• DATA SUPPLIED:
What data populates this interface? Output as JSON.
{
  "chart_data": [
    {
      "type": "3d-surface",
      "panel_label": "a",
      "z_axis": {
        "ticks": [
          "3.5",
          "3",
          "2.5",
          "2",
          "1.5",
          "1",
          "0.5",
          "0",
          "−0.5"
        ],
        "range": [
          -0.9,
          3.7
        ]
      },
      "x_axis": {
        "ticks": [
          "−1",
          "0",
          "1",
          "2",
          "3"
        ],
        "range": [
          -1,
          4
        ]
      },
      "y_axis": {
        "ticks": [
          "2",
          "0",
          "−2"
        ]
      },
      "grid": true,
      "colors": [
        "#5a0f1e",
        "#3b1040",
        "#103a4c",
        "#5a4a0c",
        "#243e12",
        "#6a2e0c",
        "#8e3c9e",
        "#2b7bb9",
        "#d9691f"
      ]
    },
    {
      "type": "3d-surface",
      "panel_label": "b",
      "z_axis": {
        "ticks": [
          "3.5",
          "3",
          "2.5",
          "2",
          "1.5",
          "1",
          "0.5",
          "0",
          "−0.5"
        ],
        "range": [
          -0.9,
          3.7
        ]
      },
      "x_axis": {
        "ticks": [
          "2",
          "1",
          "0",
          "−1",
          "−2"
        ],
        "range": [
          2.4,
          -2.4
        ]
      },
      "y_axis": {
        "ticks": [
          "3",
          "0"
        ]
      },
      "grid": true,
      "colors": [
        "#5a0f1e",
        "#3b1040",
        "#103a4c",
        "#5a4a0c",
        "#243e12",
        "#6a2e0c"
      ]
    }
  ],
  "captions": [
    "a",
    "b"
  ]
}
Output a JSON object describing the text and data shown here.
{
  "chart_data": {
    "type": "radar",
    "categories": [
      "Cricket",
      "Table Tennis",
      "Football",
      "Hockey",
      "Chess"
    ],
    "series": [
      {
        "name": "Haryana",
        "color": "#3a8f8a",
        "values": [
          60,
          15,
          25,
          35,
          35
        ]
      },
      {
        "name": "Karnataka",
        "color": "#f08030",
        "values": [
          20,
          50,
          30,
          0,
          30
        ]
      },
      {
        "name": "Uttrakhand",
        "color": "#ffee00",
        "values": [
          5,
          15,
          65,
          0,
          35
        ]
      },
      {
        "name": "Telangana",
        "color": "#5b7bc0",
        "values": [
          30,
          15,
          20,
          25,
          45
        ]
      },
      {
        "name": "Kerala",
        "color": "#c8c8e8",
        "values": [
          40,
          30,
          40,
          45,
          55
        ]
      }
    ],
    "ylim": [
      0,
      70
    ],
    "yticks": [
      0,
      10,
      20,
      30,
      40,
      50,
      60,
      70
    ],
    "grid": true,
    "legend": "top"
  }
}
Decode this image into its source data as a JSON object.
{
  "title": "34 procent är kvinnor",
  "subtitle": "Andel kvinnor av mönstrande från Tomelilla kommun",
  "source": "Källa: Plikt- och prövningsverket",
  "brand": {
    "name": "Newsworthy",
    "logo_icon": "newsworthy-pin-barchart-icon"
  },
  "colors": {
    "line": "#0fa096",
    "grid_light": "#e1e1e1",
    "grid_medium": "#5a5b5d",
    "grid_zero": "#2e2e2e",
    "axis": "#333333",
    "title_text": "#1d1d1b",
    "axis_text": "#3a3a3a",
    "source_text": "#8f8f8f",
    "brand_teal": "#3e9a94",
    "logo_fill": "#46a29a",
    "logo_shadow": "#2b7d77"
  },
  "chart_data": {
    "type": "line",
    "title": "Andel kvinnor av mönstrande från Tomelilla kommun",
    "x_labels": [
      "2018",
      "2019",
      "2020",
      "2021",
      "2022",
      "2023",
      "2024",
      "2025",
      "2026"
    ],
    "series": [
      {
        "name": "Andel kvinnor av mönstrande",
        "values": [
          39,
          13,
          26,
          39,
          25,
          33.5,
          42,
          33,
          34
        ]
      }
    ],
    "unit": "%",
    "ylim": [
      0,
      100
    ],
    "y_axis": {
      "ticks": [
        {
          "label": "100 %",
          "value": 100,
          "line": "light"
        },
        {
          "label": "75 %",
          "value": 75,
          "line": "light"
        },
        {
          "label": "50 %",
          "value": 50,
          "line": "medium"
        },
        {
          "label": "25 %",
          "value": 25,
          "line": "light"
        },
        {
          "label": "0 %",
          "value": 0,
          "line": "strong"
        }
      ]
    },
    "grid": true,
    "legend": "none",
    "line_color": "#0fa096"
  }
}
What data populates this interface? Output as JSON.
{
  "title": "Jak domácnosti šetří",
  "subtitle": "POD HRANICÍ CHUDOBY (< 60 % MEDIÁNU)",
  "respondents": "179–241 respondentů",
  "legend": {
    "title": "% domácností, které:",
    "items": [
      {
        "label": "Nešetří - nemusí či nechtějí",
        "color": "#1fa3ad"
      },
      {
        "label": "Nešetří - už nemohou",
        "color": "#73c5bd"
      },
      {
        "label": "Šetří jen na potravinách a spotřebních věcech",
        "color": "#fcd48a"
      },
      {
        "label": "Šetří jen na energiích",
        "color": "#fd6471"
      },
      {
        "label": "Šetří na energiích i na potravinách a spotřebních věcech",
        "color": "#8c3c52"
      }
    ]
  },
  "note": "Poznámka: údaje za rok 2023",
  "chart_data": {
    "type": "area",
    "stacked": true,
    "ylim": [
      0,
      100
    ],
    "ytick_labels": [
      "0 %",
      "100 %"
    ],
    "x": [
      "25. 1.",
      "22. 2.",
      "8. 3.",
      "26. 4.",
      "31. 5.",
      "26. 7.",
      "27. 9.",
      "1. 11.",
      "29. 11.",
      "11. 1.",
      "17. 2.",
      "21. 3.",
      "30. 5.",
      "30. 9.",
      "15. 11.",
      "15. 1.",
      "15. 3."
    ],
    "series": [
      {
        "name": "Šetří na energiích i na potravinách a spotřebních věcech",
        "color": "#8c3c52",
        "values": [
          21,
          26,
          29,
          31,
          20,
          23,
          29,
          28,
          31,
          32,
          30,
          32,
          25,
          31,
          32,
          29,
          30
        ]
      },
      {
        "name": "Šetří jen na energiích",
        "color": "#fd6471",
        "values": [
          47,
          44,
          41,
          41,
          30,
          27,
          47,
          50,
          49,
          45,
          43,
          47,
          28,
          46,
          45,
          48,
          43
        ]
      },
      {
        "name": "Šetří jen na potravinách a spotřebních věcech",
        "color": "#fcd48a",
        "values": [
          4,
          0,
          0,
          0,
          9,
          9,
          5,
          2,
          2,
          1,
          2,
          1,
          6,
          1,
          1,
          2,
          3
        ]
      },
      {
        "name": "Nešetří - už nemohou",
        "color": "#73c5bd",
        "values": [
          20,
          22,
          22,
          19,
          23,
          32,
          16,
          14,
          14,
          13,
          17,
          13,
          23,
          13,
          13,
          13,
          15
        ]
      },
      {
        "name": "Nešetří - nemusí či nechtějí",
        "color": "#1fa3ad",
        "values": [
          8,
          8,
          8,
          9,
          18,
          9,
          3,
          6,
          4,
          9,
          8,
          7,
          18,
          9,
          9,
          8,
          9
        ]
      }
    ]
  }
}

• WHAT TO DO:
Your task is to repeat every line exactly.

• SOLUTION TO THIS PROBLEM:
What data populates this interface? Output as JSON.
{
  "chart_data": [
    {
      "type": "3d-surface",
      "panel_label": "a",
      "z_axis": {
        "ticks": [
          "3.5",
          "3",
          "2.5",
          "2",
          "1.5",
          "1",
          "0.5",
          "0",
          "−0.5"
        ],
        "range": [
          -0.9,
          3.7
        ]
      },
      "x_axis": {
        "ticks": [
          "−1",
          "0",
          "1",
          "2",
          "3"
        ],
        "range": [
          -1,
          4
        ]
      },
      "y_axis": {
        "ticks": [
          "2",
          "0",
          "−2"
        ]
      },
      "grid": true,
      "colors": [
        "#5a0f1e",
        "#3b1040",
        "#103a4c",
        "#5a4a0c",
        "#243e12",
        "#6a2e0c",
        "#8e3c9e",
        "#2b7bb9",
        "#d9691f"
      ]
    },
    {
      "type": "3d-surface",
      "panel_label": "b",
      "z_axis": {
        "ticks": [
          "3.5",
          "3",
          "2.5",
          "2",
          "1.5",
          "1",
          "0.5",
          "0",
          "−0.5"
        ],
        "range": [
          -0.9,
          3.7
        ]
      },
      "x_axis": {
        "ticks": [
          "2",
          "1",
          "0",
          "−1",
          "−2"
        ],
        "range": [
          2.4,
          -2.4
        ]
      },
      "y_axis": {
        "ticks": [
          "3",
          "0"
        ]
      },
      "grid": true,
      "colors": [
        "#5a0f1e",
        "#3b1040",
        "#103a4c",
        "#5a4a0c",
        "#243e12",
        "#6a2e0c"
      ]
    }
  ],
  "captions": [
    "a",
    "b"
  ]
}
Output a JSON object describing the text and data shown here.
{
  "chart_data": {
    "type": "radar",
    "categories": [
      "Cricket",
      "Table Tennis",
      "Football",
      "Hockey",
      "Chess"
    ],
    "series": [
      {
        "name": "Haryana",
        "color": "#3a8f8a",
        "values": [
          60,
          15,
          25,
          35,
          35
        ]
      },
      {
        "name": "Karnataka",
        "color": "#f08030",
        "values": [
          20,
          50,
          30,
          0,
          30
        ]
      },
      {
        "name": "Uttrakhand",
        "color": "#ffee00",
        "values": [
          5,
          15,
          65,
          0,
          35
        ]
      },
      {
        "name": "Telangana",
        "color": "#5b7bc0",
        "values": [
          30,
          15,
          20,
          25,
          45
        ]
      },
      {
        "name": "Kerala",
        "color": "#c8c8e8",
        "values": [
          40,
          30,
          40,
          45,
          55
        ]
      }
    ],
    "ylim": [
      0,
      70
    ],
    "yticks": [
      0,
      10,
      20,
      30,
      40,
      50,
      60,
      70
    ],
    "grid": true,
    "legend": "top"
  }
}
Decode this image into its source data as a JSON object.
{
  "title": "34 procent är kvinnor",
  "subtitle": "Andel kvinnor av mönstrande från Tomelilla kommun",
  "source": "Källa: Plikt- och prövningsverket",
  "brand": {
    "name": "Newsworthy",
    "logo_icon": "newsworthy-pin-barchart-icon"
  },
  "colors": {
    "line": "#0fa096",
    "grid_light": "#e1e1e1",
    "grid_medium": "#5a5b5d",
    "grid_zero": "#2e2e2e",
    "axis": "#333333",
    "title_text": "#1d1d1b",
    "axis_text": "#3a3a3a",
    "source_text": "#8f8f8f",
    "brand_teal": "#3e9a94",
    "logo_fill": "#46a29a",
    "logo_shadow": "#2b7d77"
  },
  "chart_data": {
    "type": "line",
    "title": "Andel kvinnor av mönstrande från Tomelilla kommun",
    "x_labels": [
      "2018",
      "2019",
      "2020",
      "2021",
      "2022",
      "2023",
      "2024",
      "2025",
      "2026"
    ],
    "series": [
      {
        "name": "Andel kvinnor av mönstrande",
        "values": [
          39,
          13,
          26,
          39,
          25,
          33.5,
          42,
          33,
          34
        ]
      }
    ],
    "unit": "%",
    "ylim": [
      0,
      100
    ],
    "y_axis": {
      "ticks": [
        {
          "label": "100 %",
          "value": 100,
          "line": "light"
        },
        {
          "label": "75 %",
          "value": 75,
          "line": "light"
        },
        {
          "label": "50 %",
          "value": 50,
          "line": "medium"
        },
        {
          "label": "25 %",
          "value": 25,
          "line": "light"
        },
        {
          "label": "0 %",
          "value": 0,
          "line": "strong"
        }
      ]
    },
    "grid": true,
    "legend": "none",
    "line_color": "#0fa096"
  }
}
What data populates this interface? Output as JSON.
{
  "title": "Jak domácnosti šetří",
  "subtitle": "POD HRANICÍ CHUDOBY (< 60 % MEDIÁNU)",
  "respondents": "179–241 respondentů",
  "legend": {
    "title": "% domácností, které:",
    "items": [
      {
        "label": "Nešetří - nemusí či nechtějí",
        "color": "#1fa3ad"
      },
      {
        "label": "Nešetří - už nemohou",
        "color": "#73c5bd"
      },
      {
        "label": "Šetří jen na potravinách a spotřebních věcech",
        "color": "#fcd48a"
      },
      {
        "label": "Šetří jen na energiích",
        "color": "#fd6471"
      },
      {
        "label": "Šetří na energiích i na potravinách a spotřebních věcech",
        "color": "#8c3c52"
      }
    ]
  },
  "note": "Poznámka: údaje za rok 2023",
  "chart_data": {
    "type": "area",
    "stacked": true,
    "ylim": [
      0,
      100
    ],
    "ytick_labels": [
      "0 %",
      "100 %"
    ],
    "x": [
      "25. 1.",
      "22. 2.",
      "8. 3.",
      "26. 4.",
      "31. 5.",
      "26. 7.",
      "27. 9.",
      "1. 11.",
      "29. 11.",
      "11. 1.",
      "17. 2.",
      "21. 3.",
      "30. 5.",
      "30. 9.",
      "15. 11.",
      "15. 1.",
      "15. 3."
    ],
    "series": [
      {
        "name": "Šetří na energiích i na potravinách a spotřebních věcech",
        "color": "#8c3c52",
        "values": [
          21,
          26,
          29,
          31,
          20,
          23,
          29,
          28,
          31,
          32,
          30,
          32,
          25,
          31,
          32,
          29,
          30
        ]
      },
      {
        "name": "Šetří jen na energiích",
        "color": "#fd6471",
        "values": [
          47,
          44,
          41,
          41,
          30,
          27,
          47,
          50,
          49,
          45,
          43,
          47,
          28,
          46,
          45,
          48,
          43
        ]
      },
      {
        "name": "Šetří jen na potravinách a spotřebních věcech",
        "color": "#fcd48a",
        "values": [
          4,
          0,
          0,
          0,
          9,
          9,
          5,
          2,
          2,
          1,
          2,
          1,
          6,
          1,
          1,
          2,
          3
        ]
      },
      {
        "name": "Nešetří - už nemohou",
        "color": "#73c5bd",
        "values": [
          20,
          22,
          22,
          19,
          23,
          32,
          16,
          14,
          14,
          13,
          17,
          13,
          23,
          13,
          13,
          13,
          15
        ]
      },
      {
        "name": "Nešetří - nemusí či nechtějí",
        "color": "#1fa3ad",
        "values": [
          8,
          8,
          8,
          9,
          18,
          9,
          3,
          6,
          4,
          9,
          8,
          7,
          18,
          9,
          9,
          8,
          9
        ]
      }
    ]
  }
}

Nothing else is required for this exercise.